→ **Challenge**
From the entries below, copy every line that holds the word "tabs".
++++++++
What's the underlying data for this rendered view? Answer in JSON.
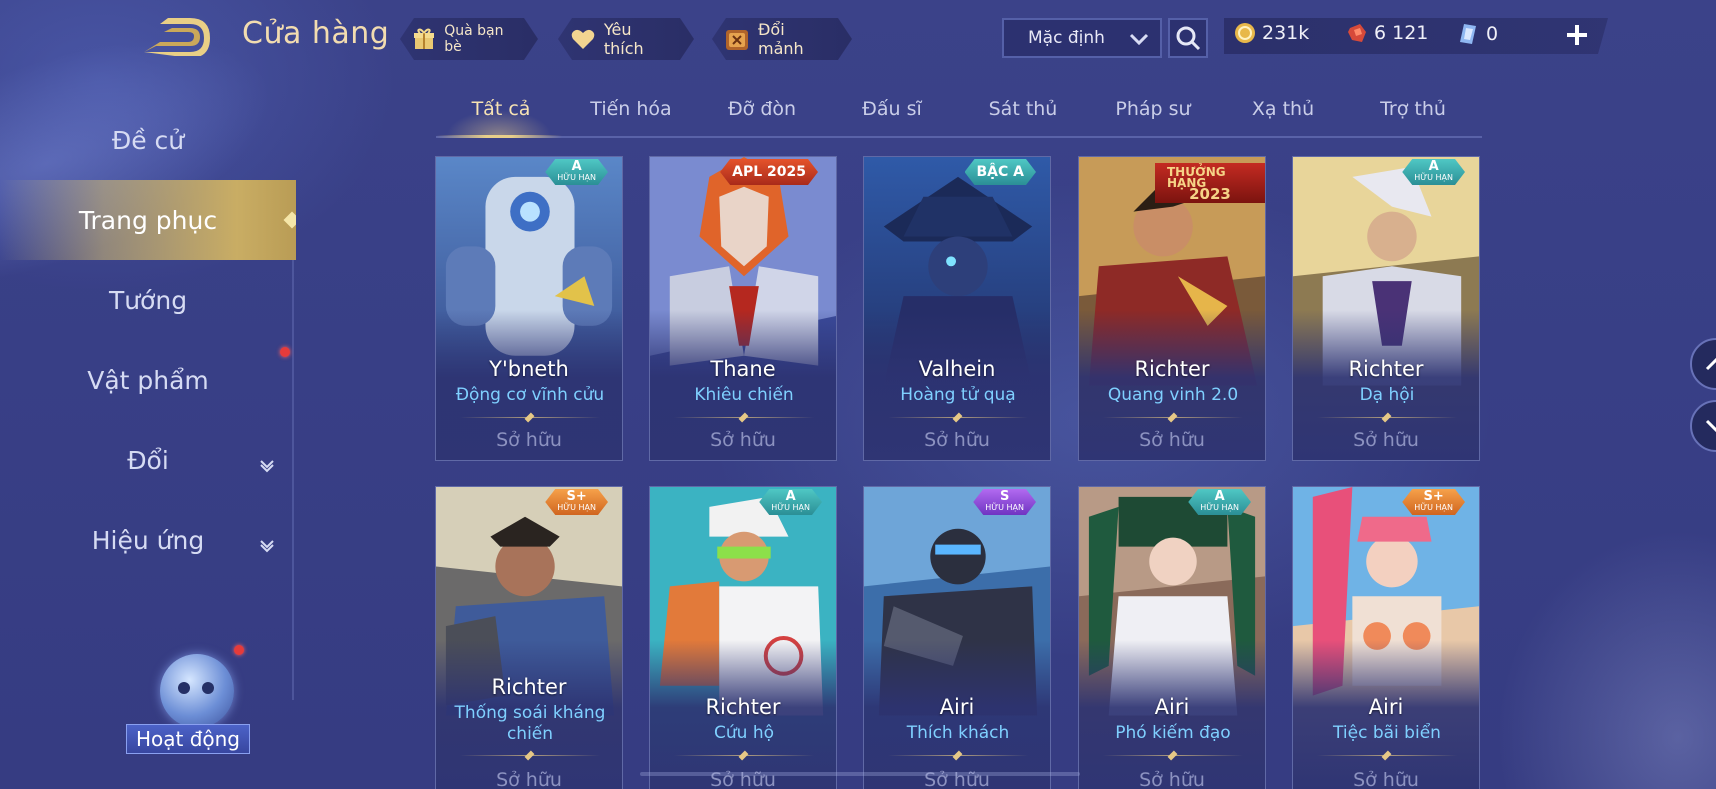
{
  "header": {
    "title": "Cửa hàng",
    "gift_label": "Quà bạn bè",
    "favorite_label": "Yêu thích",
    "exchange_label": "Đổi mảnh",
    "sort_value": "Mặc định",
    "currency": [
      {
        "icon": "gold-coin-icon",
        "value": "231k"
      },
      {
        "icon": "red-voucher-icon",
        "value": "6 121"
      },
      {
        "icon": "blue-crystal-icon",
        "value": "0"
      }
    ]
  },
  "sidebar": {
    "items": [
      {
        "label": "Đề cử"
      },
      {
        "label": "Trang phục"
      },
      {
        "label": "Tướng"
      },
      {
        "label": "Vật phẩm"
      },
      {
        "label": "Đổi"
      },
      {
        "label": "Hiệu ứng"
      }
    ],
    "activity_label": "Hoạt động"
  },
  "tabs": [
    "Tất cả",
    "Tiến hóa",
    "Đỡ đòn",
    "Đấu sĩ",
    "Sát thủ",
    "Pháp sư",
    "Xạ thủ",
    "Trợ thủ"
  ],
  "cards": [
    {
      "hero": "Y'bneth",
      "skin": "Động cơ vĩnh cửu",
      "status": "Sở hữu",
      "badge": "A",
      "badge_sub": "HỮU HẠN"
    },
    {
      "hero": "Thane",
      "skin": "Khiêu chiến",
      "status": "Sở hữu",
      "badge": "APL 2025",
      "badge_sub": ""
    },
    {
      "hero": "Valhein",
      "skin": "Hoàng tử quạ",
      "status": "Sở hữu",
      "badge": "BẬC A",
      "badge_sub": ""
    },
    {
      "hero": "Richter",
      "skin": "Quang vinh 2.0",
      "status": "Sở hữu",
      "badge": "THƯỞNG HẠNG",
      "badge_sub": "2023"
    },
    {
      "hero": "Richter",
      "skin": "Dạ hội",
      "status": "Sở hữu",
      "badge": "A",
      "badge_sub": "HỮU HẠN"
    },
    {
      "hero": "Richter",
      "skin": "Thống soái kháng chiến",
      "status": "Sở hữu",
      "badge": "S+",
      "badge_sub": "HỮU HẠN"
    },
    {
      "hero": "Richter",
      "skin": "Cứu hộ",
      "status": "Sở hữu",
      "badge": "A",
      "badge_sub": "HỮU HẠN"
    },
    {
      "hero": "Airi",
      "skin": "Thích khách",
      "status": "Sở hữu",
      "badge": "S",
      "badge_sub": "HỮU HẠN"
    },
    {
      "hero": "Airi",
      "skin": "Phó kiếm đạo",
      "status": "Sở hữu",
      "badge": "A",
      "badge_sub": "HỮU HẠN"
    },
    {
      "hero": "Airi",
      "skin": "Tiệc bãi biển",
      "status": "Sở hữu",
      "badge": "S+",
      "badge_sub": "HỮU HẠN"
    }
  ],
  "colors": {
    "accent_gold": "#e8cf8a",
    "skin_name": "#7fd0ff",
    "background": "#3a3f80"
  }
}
++++++++
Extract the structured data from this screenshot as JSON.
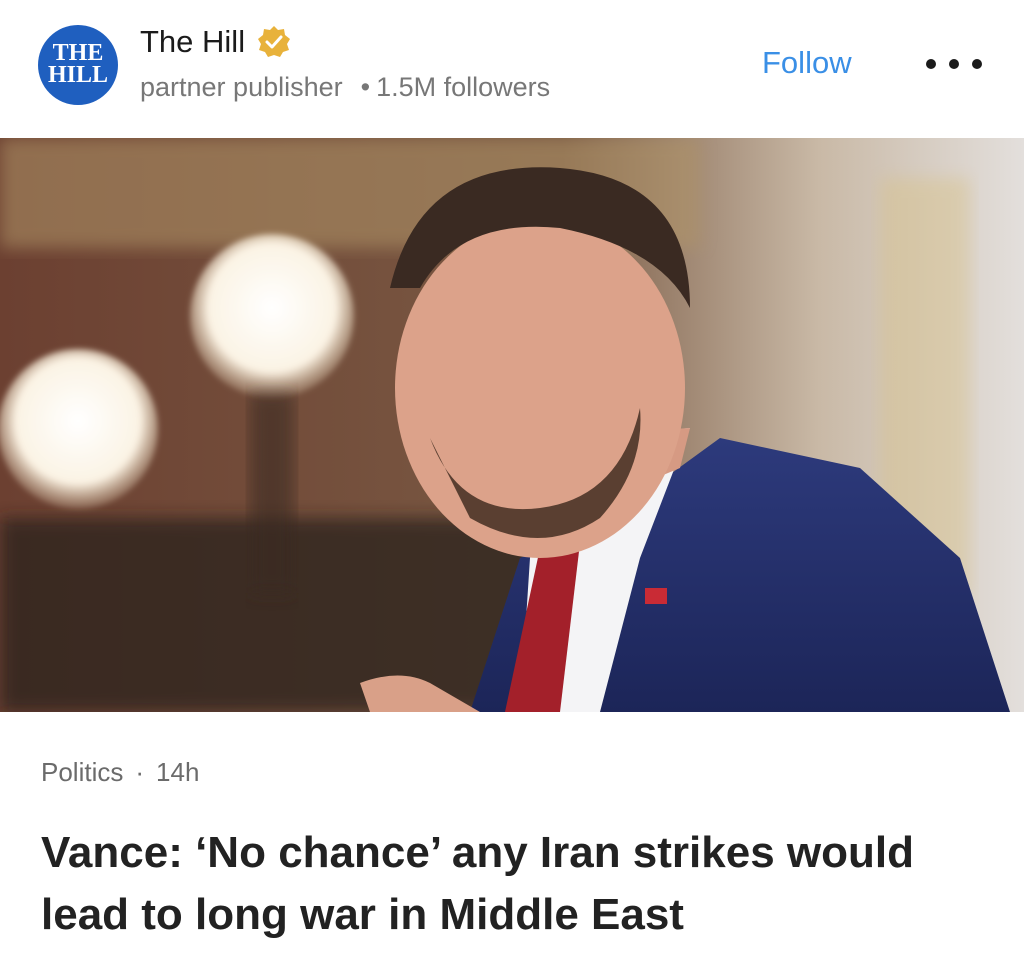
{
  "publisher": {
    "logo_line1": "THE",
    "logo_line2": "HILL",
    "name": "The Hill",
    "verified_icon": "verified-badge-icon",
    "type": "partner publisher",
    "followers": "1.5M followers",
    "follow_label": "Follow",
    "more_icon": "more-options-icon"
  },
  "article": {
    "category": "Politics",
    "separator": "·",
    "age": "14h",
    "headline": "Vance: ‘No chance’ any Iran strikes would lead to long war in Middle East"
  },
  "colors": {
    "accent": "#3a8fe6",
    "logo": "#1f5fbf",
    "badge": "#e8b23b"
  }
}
++++++++
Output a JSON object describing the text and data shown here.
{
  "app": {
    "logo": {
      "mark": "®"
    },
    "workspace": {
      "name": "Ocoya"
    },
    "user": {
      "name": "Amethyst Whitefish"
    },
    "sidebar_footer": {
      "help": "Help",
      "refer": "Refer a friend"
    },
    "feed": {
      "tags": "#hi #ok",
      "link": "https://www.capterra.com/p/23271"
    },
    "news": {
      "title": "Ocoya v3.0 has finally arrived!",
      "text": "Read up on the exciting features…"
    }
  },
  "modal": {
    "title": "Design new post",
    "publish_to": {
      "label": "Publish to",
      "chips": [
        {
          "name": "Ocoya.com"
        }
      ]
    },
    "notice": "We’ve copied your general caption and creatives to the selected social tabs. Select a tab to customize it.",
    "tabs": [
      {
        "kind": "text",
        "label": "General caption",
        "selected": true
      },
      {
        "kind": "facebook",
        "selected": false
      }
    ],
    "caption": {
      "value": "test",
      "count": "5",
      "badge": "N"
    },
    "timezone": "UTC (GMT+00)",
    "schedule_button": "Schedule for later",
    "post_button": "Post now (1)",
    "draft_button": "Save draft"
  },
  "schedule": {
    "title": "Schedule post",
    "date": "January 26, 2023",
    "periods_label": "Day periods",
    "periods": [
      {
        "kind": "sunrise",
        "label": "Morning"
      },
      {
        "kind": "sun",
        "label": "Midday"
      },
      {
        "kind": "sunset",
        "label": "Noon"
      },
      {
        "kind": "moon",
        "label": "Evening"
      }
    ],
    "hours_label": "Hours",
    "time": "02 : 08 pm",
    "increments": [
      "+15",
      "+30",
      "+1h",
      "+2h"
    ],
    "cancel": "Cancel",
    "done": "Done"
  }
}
++++++++
→ **Output of the exercise**
  "tabs": [
    "notice": "We’ve copied your general caption and creatives to the selected social tabs. Select a tab to customize it.",
    "tabs": [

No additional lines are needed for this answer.